[DATA ROWS start]

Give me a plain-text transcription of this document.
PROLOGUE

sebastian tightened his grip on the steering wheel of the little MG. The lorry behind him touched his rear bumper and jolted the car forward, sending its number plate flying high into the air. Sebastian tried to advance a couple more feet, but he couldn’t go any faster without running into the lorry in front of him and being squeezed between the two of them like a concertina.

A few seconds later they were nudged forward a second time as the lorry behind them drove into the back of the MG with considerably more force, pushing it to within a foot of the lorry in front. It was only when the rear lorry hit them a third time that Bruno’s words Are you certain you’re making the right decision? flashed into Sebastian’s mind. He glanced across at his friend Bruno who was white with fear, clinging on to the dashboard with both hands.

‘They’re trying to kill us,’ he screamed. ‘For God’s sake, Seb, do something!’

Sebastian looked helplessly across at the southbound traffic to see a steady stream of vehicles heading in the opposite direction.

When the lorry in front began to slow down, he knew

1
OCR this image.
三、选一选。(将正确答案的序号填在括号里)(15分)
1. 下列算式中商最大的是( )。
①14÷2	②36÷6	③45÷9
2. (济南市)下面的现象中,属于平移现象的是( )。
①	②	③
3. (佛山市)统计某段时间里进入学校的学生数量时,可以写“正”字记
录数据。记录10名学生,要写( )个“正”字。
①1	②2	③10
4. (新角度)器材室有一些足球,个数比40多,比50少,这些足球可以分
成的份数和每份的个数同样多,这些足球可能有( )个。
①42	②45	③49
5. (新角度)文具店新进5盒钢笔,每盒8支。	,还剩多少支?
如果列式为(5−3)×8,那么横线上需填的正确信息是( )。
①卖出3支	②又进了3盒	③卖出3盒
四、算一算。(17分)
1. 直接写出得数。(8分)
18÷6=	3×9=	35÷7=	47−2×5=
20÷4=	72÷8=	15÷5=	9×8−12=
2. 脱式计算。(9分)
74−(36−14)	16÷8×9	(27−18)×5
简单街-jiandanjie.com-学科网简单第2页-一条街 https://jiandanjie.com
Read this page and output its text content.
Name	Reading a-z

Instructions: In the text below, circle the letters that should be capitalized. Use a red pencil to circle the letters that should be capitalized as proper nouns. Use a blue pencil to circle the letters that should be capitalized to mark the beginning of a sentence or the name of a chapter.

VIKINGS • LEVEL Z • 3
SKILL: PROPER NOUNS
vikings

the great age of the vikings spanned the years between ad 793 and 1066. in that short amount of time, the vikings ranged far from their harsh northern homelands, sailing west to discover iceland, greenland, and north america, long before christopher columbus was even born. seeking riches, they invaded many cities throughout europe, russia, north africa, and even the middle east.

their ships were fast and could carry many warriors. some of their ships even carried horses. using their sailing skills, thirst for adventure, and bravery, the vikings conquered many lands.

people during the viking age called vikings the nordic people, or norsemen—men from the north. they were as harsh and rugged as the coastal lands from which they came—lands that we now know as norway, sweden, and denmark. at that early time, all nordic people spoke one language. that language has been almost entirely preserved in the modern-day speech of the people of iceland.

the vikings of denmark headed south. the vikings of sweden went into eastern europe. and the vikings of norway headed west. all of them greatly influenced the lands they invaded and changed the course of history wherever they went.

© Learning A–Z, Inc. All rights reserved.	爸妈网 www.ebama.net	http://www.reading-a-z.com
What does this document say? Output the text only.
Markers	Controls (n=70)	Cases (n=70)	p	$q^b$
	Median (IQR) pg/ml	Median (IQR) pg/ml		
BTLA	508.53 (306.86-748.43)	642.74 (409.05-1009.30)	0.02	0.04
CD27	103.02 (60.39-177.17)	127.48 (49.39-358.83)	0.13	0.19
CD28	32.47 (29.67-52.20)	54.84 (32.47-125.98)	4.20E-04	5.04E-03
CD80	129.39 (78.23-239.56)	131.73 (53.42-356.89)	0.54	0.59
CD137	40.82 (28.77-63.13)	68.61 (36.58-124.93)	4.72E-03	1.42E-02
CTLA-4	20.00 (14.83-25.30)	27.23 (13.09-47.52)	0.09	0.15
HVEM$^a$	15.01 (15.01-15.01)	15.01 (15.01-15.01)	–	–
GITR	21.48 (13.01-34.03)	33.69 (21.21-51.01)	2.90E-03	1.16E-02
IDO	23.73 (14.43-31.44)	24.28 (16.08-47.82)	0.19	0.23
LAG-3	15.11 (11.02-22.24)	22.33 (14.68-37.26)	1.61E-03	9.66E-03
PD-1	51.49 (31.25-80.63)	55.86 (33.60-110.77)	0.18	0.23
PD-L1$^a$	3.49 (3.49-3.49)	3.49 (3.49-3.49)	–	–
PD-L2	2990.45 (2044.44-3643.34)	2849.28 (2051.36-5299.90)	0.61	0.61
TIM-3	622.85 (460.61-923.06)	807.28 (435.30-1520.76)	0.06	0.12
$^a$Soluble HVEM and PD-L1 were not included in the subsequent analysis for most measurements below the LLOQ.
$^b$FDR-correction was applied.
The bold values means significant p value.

[DATA ROWS end]

_WHAT IS REQUIRED_
Write the material out again word for word.

_FINAL RESULT_
Give me a plain-text transcription of this document.
PROLOGUE

sebastian tightened his grip on the steering wheel of the little MG. The lorry behind him touched his rear bumper and jolted the car forward, sending its number plate flying high into the air. Sebastian tried to advance a couple more feet, but he couldn’t go any faster without running into the lorry in front of him and being squeezed between the two of them like a concertina.

A few seconds later they were nudged forward a second time as the lorry behind them drove into the back of the MG with considerably more force, pushing it to within a foot of the lorry in front. It was only when the rear lorry hit them a third time that Bruno’s words Are you certain you’re making the right decision? flashed into Sebastian’s mind. He glanced across at his friend Bruno who was white with fear, clinging on to the dashboard with both hands.

‘They’re trying to kill us,’ he screamed. ‘For God’s sake, Seb, do something!’

Sebastian looked helplessly across at the southbound traffic to see a steady stream of vehicles heading in the opposite direction.

When the lorry in front began to slow down, he knew

1
OCR this image.
三、选一选。(将正确答案的序号填在括号里)(15分)
1. 下列算式中商最大的是( )。
①14÷2	②36÷6	③45÷9
2. (济南市)下面的现象中,属于平移现象的是( )。
①	②	③
3. (佛山市)统计某段时间里进入学校的学生数量时,可以写“正”字记
录数据。记录10名学生,要写( )个“正”字。
①1	②2	③10
4. (新角度)器材室有一些足球,个数比40多,比50少,这些足球可以分
成的份数和每份的个数同样多,这些足球可能有( )个。
①42	②45	③49
5. (新角度)文具店新进5盒钢笔,每盒8支。	,还剩多少支?
如果列式为(5−3)×8,那么横线上需填的正确信息是( )。
①卖出3支	②又进了3盒	③卖出3盒
四、算一算。(17分)
1. 直接写出得数。(8分)
18÷6=	3×9=	35÷7=	47−2×5=
20÷4=	72÷8=	15÷5=	9×8−12=
2. 脱式计算。(9分)
74−(36−14)	16÷8×9	(27−18)×5
简单街-jiandanjie.com-学科网简单第2页-一条街 https://jiandanjie.com
Read this page and output its text content.
Name	Reading a-z

Instructions: In the text below, circle the letters that should be capitalized. Use a red pencil to circle the letters that should be capitalized as proper nouns. Use a blue pencil to circle the letters that should be capitalized to mark the beginning of a sentence or the name of a chapter.

VIKINGS • LEVEL Z • 3
SKILL: PROPER NOUNS
vikings

the great age of the vikings spanned the years between ad 793 and 1066. in that short amount of time, the vikings ranged far from their harsh northern homelands, sailing west to discover iceland, greenland, and north america, long before christopher columbus was even born. seeking riches, they invaded many cities throughout europe, russia, north africa, and even the middle east.

their ships were fast and could carry many warriors. some of their ships even carried horses. using their sailing skills, thirst for adventure, and bravery, the vikings conquered many lands.

people during the viking age called vikings the nordic people, or norsemen—men from the north. they were as harsh and rugged as the coastal lands from which they came—lands that we now know as norway, sweden, and denmark. at that early time, all nordic people spoke one language. that language has been almost entirely preserved in the modern-day speech of the people of iceland.

the vikings of denmark headed south. the vikings of sweden went into eastern europe. and the vikings of norway headed west. all of them greatly influenced the lands they invaded and changed the course of history wherever they went.

© Learning A–Z, Inc. All rights reserved.	爸妈网 www.ebama.net	http://www.reading-a-z.com
What does this document say? Output the text only.
Markers	Controls (n=70)	Cases (n=70)	p	$q^b$
	Median (IQR) pg/ml	Median (IQR) pg/ml		
BTLA	508.53 (306.86-748.43)	642.74 (409.05-1009.30)	0.02	0.04
CD27	103.02 (60.39-177.17)	127.48 (49.39-358.83)	0.13	0.19
CD28	32.47 (29.67-52.20)	54.84 (32.47-125.98)	4.20E-04	5.04E-03
CD80	129.39 (78.23-239.56)	131.73 (53.42-356.89)	0.54	0.59
CD137	40.82 (28.77-63.13)	68.61 (36.58-124.93)	4.72E-03	1.42E-02
CTLA-4	20.00 (14.83-25.30)	27.23 (13.09-47.52)	0.09	0.15
HVEM$^a$	15.01 (15.01-15.01)	15.01 (15.01-15.01)	–	–
GITR	21.48 (13.01-34.03)	33.69 (21.21-51.01)	2.90E-03	1.16E-02
IDO	23.73 (14.43-31.44)	24.28 (16.08-47.82)	0.19	0.23
LAG-3	15.11 (11.02-22.24)	22.33 (14.68-37.26)	1.61E-03	9.66E-03
PD-1	51.49 (31.25-80.63)	55.86 (33.60-110.77)	0.18	0.23
PD-L1$^a$	3.49 (3.49-3.49)	3.49 (3.49-3.49)	–	–
PD-L2	2990.45 (2044.44-3643.34)	2849.28 (2051.36-5299.90)	0.61	0.61
TIM-3	622.85 (460.61-923.06)	807.28 (435.30-1520.76)	0.06	0.12
$^a$Soluble HVEM and PD-L1 were not included in the subsequent analysis for most measurements below the LLOQ.
$^b$FDR-correction was applied.
The bold values means significant p value.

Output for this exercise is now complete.